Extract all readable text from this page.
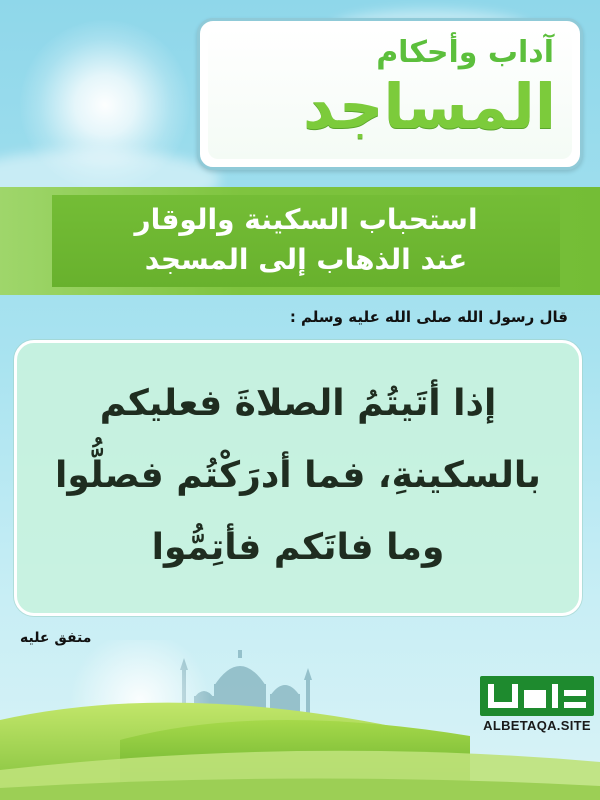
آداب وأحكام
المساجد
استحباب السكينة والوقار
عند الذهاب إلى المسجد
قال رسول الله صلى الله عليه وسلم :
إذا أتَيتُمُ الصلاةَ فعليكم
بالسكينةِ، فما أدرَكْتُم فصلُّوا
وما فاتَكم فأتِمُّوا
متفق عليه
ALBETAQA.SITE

··········

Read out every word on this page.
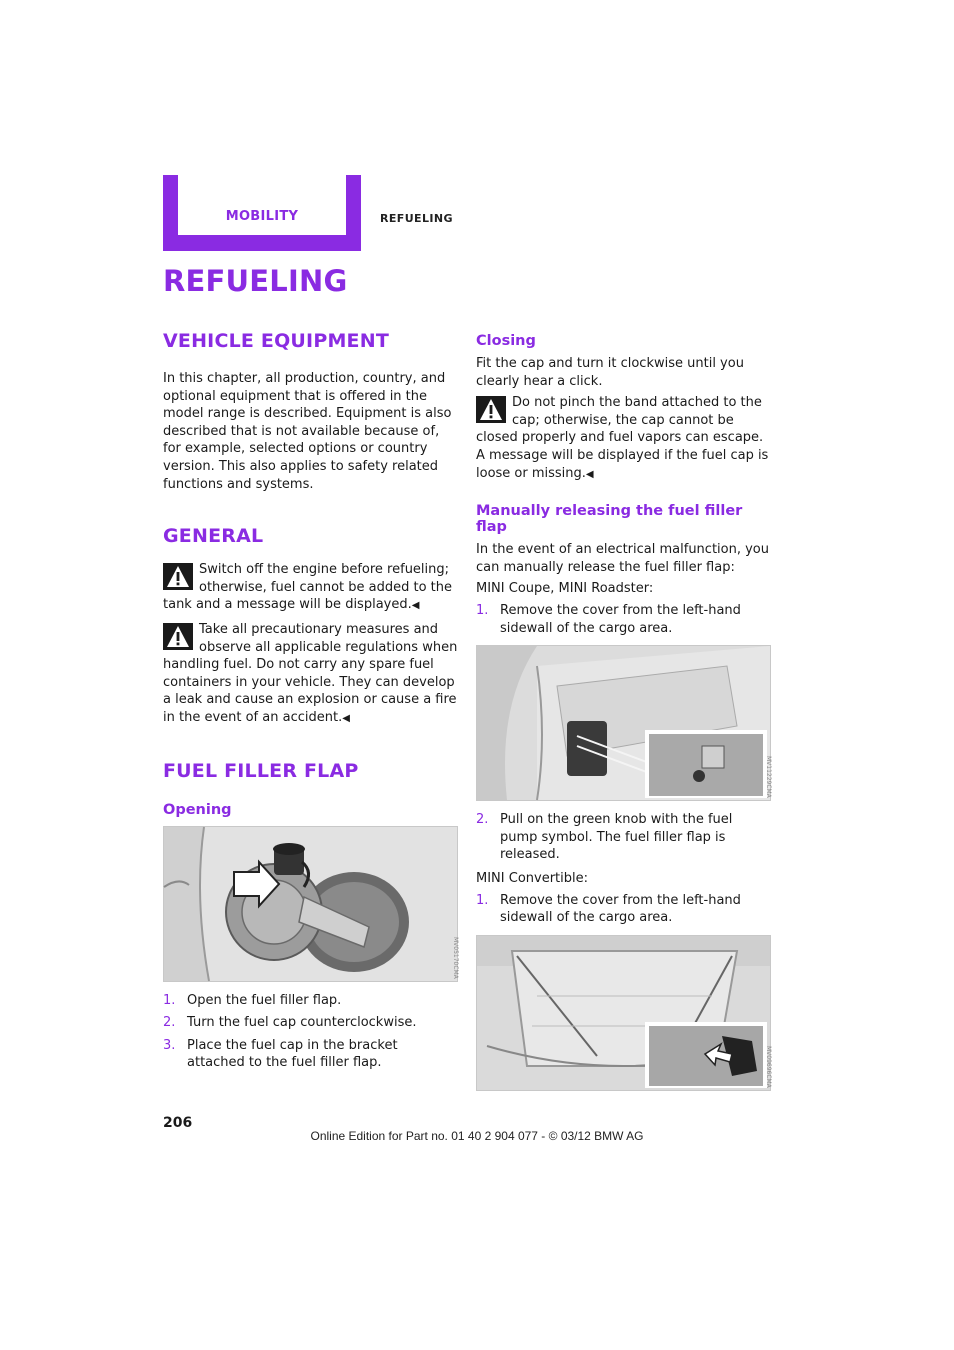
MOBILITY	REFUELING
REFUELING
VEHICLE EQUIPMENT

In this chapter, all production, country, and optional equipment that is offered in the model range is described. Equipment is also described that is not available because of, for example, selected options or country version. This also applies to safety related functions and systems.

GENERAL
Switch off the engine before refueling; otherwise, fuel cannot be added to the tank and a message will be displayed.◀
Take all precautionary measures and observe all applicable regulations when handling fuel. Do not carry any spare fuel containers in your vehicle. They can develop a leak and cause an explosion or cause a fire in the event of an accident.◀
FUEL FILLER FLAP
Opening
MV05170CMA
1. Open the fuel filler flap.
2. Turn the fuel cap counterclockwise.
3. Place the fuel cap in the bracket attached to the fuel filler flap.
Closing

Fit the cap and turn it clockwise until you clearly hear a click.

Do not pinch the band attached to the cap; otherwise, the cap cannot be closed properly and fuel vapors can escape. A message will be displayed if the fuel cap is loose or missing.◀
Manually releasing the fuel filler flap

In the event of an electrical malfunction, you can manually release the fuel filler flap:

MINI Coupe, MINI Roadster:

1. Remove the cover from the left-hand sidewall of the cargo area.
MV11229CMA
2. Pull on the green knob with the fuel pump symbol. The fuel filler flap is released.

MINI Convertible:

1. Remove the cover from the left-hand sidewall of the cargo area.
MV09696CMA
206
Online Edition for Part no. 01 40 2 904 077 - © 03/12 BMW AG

··········

▶ _The request_
Pull out every line in the material above where "MINI" occurs.

▶ _In response_
MINI Coupe, MINI Roadster:
MINI Convertible:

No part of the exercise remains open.